*What is needed:* Put the rows below into a numbered list, beginning with the first row and ending with the line containing "y-tick-label: 0.8 (45, 96, 65, 112)", and include both of those lines. Skip any blank lines, and leave every later row out.

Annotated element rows
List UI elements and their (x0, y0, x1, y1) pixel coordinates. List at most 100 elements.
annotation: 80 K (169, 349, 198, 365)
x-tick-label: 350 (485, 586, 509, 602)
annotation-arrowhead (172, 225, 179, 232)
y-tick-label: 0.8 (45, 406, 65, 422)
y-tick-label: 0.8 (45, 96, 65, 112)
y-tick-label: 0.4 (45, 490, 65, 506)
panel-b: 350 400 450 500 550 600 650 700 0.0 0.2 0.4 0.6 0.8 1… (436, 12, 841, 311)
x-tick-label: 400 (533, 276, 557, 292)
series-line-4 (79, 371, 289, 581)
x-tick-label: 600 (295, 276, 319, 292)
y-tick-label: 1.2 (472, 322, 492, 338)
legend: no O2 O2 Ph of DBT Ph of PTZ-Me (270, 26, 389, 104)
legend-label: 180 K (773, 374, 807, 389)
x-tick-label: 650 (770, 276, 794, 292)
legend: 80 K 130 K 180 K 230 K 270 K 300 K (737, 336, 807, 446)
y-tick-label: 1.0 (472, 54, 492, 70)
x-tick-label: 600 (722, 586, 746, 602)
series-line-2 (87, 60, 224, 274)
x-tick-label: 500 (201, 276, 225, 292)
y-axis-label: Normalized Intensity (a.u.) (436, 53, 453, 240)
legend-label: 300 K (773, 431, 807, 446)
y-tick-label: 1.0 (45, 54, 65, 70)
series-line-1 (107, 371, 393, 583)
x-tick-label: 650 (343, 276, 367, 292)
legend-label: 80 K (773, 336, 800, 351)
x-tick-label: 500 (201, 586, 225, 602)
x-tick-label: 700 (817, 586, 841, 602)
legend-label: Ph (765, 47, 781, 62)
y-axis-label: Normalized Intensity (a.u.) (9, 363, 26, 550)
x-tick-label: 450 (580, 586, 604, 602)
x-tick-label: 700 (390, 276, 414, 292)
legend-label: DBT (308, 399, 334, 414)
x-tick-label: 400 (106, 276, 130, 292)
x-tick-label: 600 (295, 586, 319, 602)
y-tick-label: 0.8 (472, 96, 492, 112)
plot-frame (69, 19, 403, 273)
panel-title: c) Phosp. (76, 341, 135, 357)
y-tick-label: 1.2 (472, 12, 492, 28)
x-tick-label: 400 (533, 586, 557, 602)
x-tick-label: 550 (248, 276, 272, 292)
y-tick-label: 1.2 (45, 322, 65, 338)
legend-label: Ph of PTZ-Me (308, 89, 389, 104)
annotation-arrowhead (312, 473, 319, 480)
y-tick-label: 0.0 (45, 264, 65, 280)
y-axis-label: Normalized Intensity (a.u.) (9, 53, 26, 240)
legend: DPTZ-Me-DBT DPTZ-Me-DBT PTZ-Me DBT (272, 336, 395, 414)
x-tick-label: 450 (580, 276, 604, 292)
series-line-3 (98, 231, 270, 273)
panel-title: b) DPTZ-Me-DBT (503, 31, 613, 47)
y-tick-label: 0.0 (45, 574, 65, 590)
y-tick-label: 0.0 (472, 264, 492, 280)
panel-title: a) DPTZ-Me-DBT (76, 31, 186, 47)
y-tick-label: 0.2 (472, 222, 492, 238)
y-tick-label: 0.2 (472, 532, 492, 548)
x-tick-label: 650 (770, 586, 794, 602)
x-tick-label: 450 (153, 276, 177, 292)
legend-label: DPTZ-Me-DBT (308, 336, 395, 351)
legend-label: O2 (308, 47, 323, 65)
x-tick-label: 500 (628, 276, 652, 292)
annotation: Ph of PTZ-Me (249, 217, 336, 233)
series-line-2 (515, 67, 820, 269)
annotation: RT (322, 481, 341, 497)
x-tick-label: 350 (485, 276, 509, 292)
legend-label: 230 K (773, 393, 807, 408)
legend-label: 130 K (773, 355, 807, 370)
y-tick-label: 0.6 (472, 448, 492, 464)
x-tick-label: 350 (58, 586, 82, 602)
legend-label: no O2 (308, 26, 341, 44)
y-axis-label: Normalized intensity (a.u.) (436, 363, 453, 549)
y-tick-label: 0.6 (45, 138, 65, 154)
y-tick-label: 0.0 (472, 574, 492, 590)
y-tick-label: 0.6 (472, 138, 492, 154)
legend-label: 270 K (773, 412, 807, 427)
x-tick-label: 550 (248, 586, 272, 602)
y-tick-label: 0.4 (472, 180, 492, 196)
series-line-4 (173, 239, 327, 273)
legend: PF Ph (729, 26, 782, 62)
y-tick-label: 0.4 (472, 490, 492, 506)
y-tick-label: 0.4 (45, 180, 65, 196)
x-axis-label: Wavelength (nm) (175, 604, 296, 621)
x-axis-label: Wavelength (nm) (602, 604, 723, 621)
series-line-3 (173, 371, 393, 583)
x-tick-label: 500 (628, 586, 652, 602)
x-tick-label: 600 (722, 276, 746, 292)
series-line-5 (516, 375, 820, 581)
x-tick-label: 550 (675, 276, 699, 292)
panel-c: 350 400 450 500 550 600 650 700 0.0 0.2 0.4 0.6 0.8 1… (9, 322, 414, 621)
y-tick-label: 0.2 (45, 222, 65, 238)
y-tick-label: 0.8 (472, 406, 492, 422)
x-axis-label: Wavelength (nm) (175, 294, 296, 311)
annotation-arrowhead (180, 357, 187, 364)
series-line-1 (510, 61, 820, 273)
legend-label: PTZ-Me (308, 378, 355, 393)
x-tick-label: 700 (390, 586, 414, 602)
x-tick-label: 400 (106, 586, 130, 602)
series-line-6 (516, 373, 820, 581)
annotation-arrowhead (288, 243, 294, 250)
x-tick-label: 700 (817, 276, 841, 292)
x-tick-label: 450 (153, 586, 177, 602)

*Output for this exercise:*
1. List UI elements and their (x0, y0, x1, y1) pixel coordinates. List at most 100 elements.
2. annotation: 80 K (169, 349, 198, 365)
3. x-tick-label: 350 (485, 586, 509, 602)
4. annotation-arrowhead (172, 225, 179, 232)
5. y-tick-label: 0.8 (45, 406, 65, 422)
6. y-tick-label: 0.8 (45, 96, 65, 112)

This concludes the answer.